Stored data:

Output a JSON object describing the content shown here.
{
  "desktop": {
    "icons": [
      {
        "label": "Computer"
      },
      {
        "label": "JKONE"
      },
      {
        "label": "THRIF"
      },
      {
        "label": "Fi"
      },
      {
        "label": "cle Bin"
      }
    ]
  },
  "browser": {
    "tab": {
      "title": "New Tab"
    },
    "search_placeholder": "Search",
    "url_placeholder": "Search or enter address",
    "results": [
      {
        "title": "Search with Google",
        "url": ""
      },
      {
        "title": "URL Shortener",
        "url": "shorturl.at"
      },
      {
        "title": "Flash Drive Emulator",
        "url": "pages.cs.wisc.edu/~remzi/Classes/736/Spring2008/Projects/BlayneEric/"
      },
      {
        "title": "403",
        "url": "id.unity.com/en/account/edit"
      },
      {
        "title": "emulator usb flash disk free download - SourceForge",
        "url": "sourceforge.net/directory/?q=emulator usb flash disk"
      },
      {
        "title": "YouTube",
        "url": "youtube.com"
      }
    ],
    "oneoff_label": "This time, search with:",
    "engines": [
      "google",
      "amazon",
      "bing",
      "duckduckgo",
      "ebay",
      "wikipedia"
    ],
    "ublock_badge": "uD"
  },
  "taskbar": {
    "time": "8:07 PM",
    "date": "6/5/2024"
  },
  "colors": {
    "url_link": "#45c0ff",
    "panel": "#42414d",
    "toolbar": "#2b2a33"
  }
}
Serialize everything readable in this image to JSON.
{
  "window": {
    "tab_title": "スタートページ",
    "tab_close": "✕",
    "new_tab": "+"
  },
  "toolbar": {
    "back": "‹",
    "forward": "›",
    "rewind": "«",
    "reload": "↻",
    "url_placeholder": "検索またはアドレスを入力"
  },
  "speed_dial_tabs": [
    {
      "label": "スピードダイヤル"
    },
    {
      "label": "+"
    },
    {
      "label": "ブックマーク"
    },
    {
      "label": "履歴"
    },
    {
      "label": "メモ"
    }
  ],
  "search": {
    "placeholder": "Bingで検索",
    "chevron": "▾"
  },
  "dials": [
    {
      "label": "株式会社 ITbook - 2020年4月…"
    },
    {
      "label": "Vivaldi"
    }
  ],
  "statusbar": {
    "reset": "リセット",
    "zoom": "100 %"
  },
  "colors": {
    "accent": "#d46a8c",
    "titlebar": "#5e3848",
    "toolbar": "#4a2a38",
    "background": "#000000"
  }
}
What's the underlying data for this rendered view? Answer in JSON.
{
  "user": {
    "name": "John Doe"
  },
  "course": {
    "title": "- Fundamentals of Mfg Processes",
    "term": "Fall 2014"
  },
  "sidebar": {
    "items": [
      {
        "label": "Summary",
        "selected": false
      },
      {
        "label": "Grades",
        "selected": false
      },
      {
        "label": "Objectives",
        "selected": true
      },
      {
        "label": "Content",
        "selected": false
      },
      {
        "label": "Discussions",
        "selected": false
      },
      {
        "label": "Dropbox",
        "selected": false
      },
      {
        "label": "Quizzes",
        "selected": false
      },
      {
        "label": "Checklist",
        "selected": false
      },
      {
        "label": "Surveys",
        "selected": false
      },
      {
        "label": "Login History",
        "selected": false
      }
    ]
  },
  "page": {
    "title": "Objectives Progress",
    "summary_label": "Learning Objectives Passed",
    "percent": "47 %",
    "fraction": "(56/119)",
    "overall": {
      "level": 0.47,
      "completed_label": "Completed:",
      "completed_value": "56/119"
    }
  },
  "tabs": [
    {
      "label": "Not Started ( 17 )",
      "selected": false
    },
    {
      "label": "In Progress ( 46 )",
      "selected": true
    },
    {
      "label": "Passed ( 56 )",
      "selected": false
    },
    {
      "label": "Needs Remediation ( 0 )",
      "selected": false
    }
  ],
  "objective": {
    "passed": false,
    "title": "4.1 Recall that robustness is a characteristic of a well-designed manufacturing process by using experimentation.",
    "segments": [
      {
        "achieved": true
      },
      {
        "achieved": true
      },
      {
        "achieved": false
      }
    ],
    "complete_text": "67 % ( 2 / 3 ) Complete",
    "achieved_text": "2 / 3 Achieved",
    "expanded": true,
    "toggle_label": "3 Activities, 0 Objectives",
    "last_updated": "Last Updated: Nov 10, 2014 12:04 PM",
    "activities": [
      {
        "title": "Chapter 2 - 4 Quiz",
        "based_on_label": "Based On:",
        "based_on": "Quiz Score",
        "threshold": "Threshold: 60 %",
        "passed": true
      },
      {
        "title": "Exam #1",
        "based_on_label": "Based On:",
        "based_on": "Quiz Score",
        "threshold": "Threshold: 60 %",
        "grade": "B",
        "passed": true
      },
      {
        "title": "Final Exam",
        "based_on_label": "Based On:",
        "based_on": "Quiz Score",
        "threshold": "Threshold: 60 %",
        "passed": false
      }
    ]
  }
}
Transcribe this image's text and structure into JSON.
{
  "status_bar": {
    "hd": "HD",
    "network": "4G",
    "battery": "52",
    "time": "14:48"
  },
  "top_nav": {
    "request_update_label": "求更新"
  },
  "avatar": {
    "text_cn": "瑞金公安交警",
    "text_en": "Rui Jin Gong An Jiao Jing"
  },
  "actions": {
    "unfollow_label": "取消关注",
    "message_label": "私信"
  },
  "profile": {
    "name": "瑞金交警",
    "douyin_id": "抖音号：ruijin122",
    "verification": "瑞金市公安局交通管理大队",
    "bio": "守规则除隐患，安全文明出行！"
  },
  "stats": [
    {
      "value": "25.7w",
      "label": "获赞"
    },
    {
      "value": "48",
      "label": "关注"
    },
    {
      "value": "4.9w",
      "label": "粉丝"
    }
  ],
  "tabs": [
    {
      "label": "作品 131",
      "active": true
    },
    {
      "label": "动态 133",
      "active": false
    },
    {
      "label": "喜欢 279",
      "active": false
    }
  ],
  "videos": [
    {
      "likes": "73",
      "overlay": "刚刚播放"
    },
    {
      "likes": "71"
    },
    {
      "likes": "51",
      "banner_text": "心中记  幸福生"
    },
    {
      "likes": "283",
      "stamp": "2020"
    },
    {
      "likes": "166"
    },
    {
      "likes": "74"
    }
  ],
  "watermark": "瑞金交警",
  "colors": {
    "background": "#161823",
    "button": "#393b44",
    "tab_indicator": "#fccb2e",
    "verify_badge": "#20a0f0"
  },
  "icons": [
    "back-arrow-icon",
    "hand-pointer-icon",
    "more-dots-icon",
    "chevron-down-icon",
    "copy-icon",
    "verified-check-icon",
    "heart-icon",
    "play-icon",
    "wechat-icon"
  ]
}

TASK OBJECTIVE: Repeat the entries exactly, all of them.

WORKED ANSWER:
Output a JSON object describing the content shown here.
{
  "desktop": {
    "icons": [
      {
        "label": "Computer"
      },
      {
        "label": "JKONE"
      },
      {
        "label": "THRIF"
      },
      {
        "label": "Fi"
      },
      {
        "label": "cle Bin"
      }
    ]
  },
  "browser": {
    "tab": {
      "title": "New Tab"
    },
    "search_placeholder": "Search",
    "url_placeholder": "Search or enter address",
    "results": [
      {
        "title": "Search with Google",
        "url": ""
      },
      {
        "title": "URL Shortener",
        "url": "shorturl.at"
      },
      {
        "title": "Flash Drive Emulator",
        "url": "pages.cs.wisc.edu/~remzi/Classes/736/Spring2008/Projects/BlayneEric/"
      },
      {
        "title": "403",
        "url": "id.unity.com/en/account/edit"
      },
      {
        "title": "emulator usb flash disk free download - SourceForge",
        "url": "sourceforge.net/directory/?q=emulator usb flash disk"
      },
      {
        "title": "YouTube",
        "url": "youtube.com"
      }
    ],
    "oneoff_label": "This time, search with:",
    "engines": [
      "google",
      "amazon",
      "bing",
      "duckduckgo",
      "ebay",
      "wikipedia"
    ],
    "ublock_badge": "uD"
  },
  "taskbar": {
    "time": "8:07 PM",
    "date": "6/5/2024"
  },
  "colors": {
    "url_link": "#45c0ff",
    "panel": "#42414d",
    "toolbar": "#2b2a33"
  }
}
Serialize everything readable in this image to JSON.
{
  "window": {
    "tab_title": "スタートページ",
    "tab_close": "✕",
    "new_tab": "+"
  },
  "toolbar": {
    "back": "‹",
    "forward": "›",
    "rewind": "«",
    "reload": "↻",
    "url_placeholder": "検索またはアドレスを入力"
  },
  "speed_dial_tabs": [
    {
      "label": "スピードダイヤル"
    },
    {
      "label": "+"
    },
    {
      "label": "ブックマーク"
    },
    {
      "label": "履歴"
    },
    {
      "label": "メモ"
    }
  ],
  "search": {
    "placeholder": "Bingで検索",
    "chevron": "▾"
  },
  "dials": [
    {
      "label": "株式会社 ITbook - 2020年4月…"
    },
    {
      "label": "Vivaldi"
    }
  ],
  "statusbar": {
    "reset": "リセット",
    "zoom": "100 %"
  },
  "colors": {
    "accent": "#d46a8c",
    "titlebar": "#5e3848",
    "toolbar": "#4a2a38",
    "background": "#000000"
  }
}
What's the underlying data for this rendered view? Answer in JSON.
{
  "user": {
    "name": "John Doe"
  },
  "course": {
    "title": "- Fundamentals of Mfg Processes",
    "term": "Fall 2014"
  },
  "sidebar": {
    "items": [
      {
        "label": "Summary",
        "selected": false
      },
      {
        "label": "Grades",
        "selected": false
      },
      {
        "label": "Objectives",
        "selected": true
      },
      {
        "label": "Content",
        "selected": false
      },
      {
        "label": "Discussions",
        "selected": false
      },
      {
        "label": "Dropbox",
        "selected": false
      },
      {
        "label": "Quizzes",
        "selected": false
      },
      {
        "label": "Checklist",
        "selected": false
      },
      {
        "label": "Surveys",
        "selected": false
      },
      {
        "label": "Login History",
        "selected": false
      }
    ]
  },
  "page": {
    "title": "Objectives Progress",
    "summary_label": "Learning Objectives Passed",
    "percent": "47 %",
    "fraction": "(56/119)",
    "overall": {
      "level": 0.47,
      "completed_label": "Completed:",
      "completed_value": "56/119"
    }
  },
  "tabs": [
    {
      "label": "Not Started ( 17 )",
      "selected": false
    },
    {
      "label": "In Progress ( 46 )",
      "selected": true
    },
    {
      "label": "Passed ( 56 )",
      "selected": false
    },
    {
      "label": "Needs Remediation ( 0 )",
      "selected": false
    }
  ],
  "objective": {
    "passed": false,
    "title": "4.1 Recall that robustness is a characteristic of a well-designed manufacturing process by using experimentation.",
    "segments": [
      {
        "achieved": true
      },
      {
        "achieved": true
      },
      {
        "achieved": false
      }
    ],
    "complete_text": "67 % ( 2 / 3 ) Complete",
    "achieved_text": "2 / 3 Achieved",
    "expanded": true,
    "toggle_label": "3 Activities, 0 Objectives",
    "last_updated": "Last Updated: Nov 10, 2014 12:04 PM",
    "activities": [
      {
        "title": "Chapter 2 - 4 Quiz",
        "based_on_label": "Based On:",
        "based_on": "Quiz Score",
        "threshold": "Threshold: 60 %",
        "passed": true
      },
      {
        "title": "Exam #1",
        "based_on_label": "Based On:",
        "based_on": "Quiz Score",
        "threshold": "Threshold: 60 %",
        "grade": "B",
        "passed": true
      },
      {
        "title": "Final Exam",
        "based_on_label": "Based On:",
        "based_on": "Quiz Score",
        "threshold": "Threshold: 60 %",
        "passed": false
      }
    ]
  }
}
Transcribe this image's text and structure into JSON.
{
  "status_bar": {
    "hd": "HD",
    "network": "4G",
    "battery": "52",
    "time": "14:48"
  },
  "top_nav": {
    "request_update_label": "求更新"
  },
  "avatar": {
    "text_cn": "瑞金公安交警",
    "text_en": "Rui Jin Gong An Jiao Jing"
  },
  "actions": {
    "unfollow_label": "取消关注",
    "message_label": "私信"
  },
  "profile": {
    "name": "瑞金交警",
    "douyin_id": "抖音号：ruijin122",
    "verification": "瑞金市公安局交通管理大队",
    "bio": "守规则除隐患，安全文明出行！"
  },
  "stats": [
    {
      "value": "25.7w",
      "label": "获赞"
    },
    {
      "value": "48",
      "label": "关注"
    },
    {
      "value": "4.9w",
      "label": "粉丝"
    }
  ],
  "tabs": [
    {
      "label": "作品 131",
      "active": true
    },
    {
      "label": "动态 133",
      "active": false
    },
    {
      "label": "喜欢 279",
      "active": false
    }
  ],
  "videos": [
    {
      "likes": "73",
      "overlay": "刚刚播放"
    },
    {
      "likes": "71"
    },
    {
      "likes": "51",
      "banner_text": "心中记  幸福生"
    },
    {
      "likes": "283",
      "stamp": "2020"
    },
    {
      "likes": "166"
    },
    {
      "likes": "74"
    }
  ],
  "watermark": "瑞金交警",
  "colors": {
    "background": "#161823",
    "button": "#393b44",
    "tab_indicator": "#fccb2e",
    "verify_badge": "#20a0f0"
  },
  "icons": [
    "back-arrow-icon",
    "hand-pointer-icon",
    "more-dots-icon",
    "chevron-down-icon",
    "copy-icon",
    "verified-check-icon",
    "heart-icon",
    "play-icon",
    "wechat-icon"
  ]
}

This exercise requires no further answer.